#### Records excerpted from a collection:
BEGIN
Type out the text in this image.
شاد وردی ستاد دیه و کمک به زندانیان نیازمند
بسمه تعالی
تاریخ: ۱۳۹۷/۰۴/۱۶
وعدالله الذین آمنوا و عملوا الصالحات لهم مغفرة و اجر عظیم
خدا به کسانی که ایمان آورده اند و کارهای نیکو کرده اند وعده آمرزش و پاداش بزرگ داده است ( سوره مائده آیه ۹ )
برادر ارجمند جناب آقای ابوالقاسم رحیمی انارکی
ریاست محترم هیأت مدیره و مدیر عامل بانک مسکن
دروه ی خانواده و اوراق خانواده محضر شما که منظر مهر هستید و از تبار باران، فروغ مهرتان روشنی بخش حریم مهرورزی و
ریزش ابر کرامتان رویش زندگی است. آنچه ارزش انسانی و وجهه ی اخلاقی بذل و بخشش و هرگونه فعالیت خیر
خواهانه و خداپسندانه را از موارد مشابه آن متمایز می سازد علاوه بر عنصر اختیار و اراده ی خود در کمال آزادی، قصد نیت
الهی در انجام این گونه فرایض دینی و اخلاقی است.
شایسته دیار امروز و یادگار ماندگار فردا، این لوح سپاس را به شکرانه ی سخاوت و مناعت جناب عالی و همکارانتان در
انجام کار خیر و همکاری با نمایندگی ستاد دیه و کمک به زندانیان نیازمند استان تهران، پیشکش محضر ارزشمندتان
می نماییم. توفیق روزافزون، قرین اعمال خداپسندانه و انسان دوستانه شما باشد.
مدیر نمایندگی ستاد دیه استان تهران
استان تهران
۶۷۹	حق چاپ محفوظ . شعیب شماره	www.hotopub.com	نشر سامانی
END
#### What is asked:
Please quote the data above in full, with no line missing.

#### Result of the task:
Type out the text in this image.
شاد وردی ستاد دیه و کمک به زندانیان نیازمند
بسمه تعالی
تاریخ: ۱۳۹۷/۰۴/۱۶
وعدالله الذین آمنوا و عملوا الصالحات لهم مغفرة و اجر عظیم
خدا به کسانی که ایمان آورده اند و کارهای نیکو کرده اند وعده آمرزش و پاداش بزرگ داده است ( سوره مائده آیه ۹ )
برادر ارجمند جناب آقای ابوالقاسم رحیمی انارکی
ریاست محترم هیأت مدیره و مدیر عامل بانک مسکن
دروه ی خانواده و اوراق خانواده محضر شما که منظر مهر هستید و از تبار باران، فروغ مهرتان روشنی بخش حریم مهرورزی و
ریزش ابر کرامتان رویش زندگی است. آنچه ارزش انسانی و وجهه ی اخلاقی بذل و بخشش و هرگونه فعالیت خیر
خواهانه و خداپسندانه را از موارد مشابه آن متمایز می سازد علاوه بر عنصر اختیار و اراده ی خود در کمال آزادی، قصد نیت
الهی در انجام این گونه فرایض دینی و اخلاقی است.
شایسته دیار امروز و یادگار ماندگار فردا، این لوح سپاس را به شکرانه ی سخاوت و مناعت جناب عالی و همکارانتان در
انجام کار خیر و همکاری با نمایندگی ستاد دیه و کمک به زندانیان نیازمند استان تهران، پیشکش محضر ارزشمندتان
می نماییم. توفیق روزافزون، قرین اعمال خداپسندانه و انسان دوستانه شما باشد.
مدیر نمایندگی ستاد دیه استان تهران
استان تهران
۶۷۹	حق چاپ محفوظ . شعیب شماره	www.hotopub.com	نشر سامانی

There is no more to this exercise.